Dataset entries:

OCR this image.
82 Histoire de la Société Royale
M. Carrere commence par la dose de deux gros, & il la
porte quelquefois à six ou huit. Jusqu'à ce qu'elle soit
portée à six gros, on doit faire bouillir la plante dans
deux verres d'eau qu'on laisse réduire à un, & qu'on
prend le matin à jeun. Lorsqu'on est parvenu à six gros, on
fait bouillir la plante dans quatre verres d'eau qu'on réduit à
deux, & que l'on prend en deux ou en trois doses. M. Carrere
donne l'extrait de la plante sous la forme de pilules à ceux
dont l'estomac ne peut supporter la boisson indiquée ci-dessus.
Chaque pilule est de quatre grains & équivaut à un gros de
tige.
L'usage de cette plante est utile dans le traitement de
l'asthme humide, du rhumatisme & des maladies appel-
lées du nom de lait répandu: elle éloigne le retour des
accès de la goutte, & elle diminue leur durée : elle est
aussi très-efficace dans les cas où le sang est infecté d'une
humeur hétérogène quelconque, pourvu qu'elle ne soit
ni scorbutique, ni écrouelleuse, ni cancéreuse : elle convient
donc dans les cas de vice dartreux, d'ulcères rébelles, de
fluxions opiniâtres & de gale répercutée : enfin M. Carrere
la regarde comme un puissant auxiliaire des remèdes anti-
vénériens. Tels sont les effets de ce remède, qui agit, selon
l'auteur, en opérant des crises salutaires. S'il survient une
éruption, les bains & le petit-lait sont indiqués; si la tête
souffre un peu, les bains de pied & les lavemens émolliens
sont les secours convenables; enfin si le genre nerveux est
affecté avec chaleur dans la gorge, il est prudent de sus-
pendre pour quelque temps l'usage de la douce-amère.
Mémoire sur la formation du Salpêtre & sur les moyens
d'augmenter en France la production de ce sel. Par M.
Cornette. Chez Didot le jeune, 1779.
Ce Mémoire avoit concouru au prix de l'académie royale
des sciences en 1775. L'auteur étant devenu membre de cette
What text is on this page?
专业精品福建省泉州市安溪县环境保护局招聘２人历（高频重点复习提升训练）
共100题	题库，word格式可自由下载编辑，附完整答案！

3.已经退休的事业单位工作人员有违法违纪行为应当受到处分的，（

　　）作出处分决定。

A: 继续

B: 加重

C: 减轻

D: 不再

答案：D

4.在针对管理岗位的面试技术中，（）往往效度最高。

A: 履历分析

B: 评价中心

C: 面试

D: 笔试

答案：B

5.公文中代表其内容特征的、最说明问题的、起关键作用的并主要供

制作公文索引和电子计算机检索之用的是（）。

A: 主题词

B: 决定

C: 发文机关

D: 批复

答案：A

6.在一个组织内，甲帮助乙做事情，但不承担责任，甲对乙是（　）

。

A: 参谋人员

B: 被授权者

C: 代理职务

▶ _Given problem_
Write every record out again, unaltered.

▶ _Task result_
OCR this image.
82 Histoire de la Société Royale
M. Carrere commence par la dose de deux gros, & il la
porte quelquefois à six ou huit. Jusqu'à ce qu'elle soit
portée à six gros, on doit faire bouillir la plante dans
deux verres d'eau qu'on laisse réduire à un, & qu'on
prend le matin à jeun. Lorsqu'on est parvenu à six gros, on
fait bouillir la plante dans quatre verres d'eau qu'on réduit à
deux, & que l'on prend en deux ou en trois doses. M. Carrere
donne l'extrait de la plante sous la forme de pilules à ceux
dont l'estomac ne peut supporter la boisson indiquée ci-dessus.
Chaque pilule est de quatre grains & équivaut à un gros de
tige.
L'usage de cette plante est utile dans le traitement de
l'asthme humide, du rhumatisme & des maladies appel-
lées du nom de lait répandu: elle éloigne le retour des
accès de la goutte, & elle diminue leur durée : elle est
aussi très-efficace dans les cas où le sang est infecté d'une
humeur hétérogène quelconque, pourvu qu'elle ne soit
ni scorbutique, ni écrouelleuse, ni cancéreuse : elle convient
donc dans les cas de vice dartreux, d'ulcères rébelles, de
fluxions opiniâtres & de gale répercutée : enfin M. Carrere
la regarde comme un puissant auxiliaire des remèdes anti-
vénériens. Tels sont les effets de ce remède, qui agit, selon
l'auteur, en opérant des crises salutaires. S'il survient une
éruption, les bains & le petit-lait sont indiqués; si la tête
souffre un peu, les bains de pied & les lavemens émolliens
sont les secours convenables; enfin si le genre nerveux est
affecté avec chaleur dans la gorge, il est prudent de sus-
pendre pour quelque temps l'usage de la douce-amère.
Mémoire sur la formation du Salpêtre & sur les moyens
d'augmenter en France la production de ce sel. Par M.
Cornette. Chez Didot le jeune, 1779.
Ce Mémoire avoit concouru au prix de l'académie royale
des sciences en 1775. L'auteur étant devenu membre de cette
What text is on this page?
专业精品福建省泉州市安溪县环境保护局招聘２人历（高频重点复习提升训练）
共100题	题库，word格式可自由下载编辑，附完整答案！

3.已经退休的事业单位工作人员有违法违纪行为应当受到处分的，（

　　）作出处分决定。

A: 继续

B: 加重

C: 减轻

D: 不再

答案：D

4.在针对管理岗位的面试技术中，（）往往效度最高。

A: 履历分析

B: 评价中心

C: 面试

D: 笔试

答案：B

5.公文中代表其内容特征的、最说明问题的、起关键作用的并主要供

制作公文索引和电子计算机检索之用的是（）。

A: 主题词

B: 决定

C: 发文机关

D: 批复

答案：A

6.在一个组织内，甲帮助乙做事情，但不承担责任，甲对乙是（　）

。

A: 参谋人员

B: 被授权者

C: 代理职务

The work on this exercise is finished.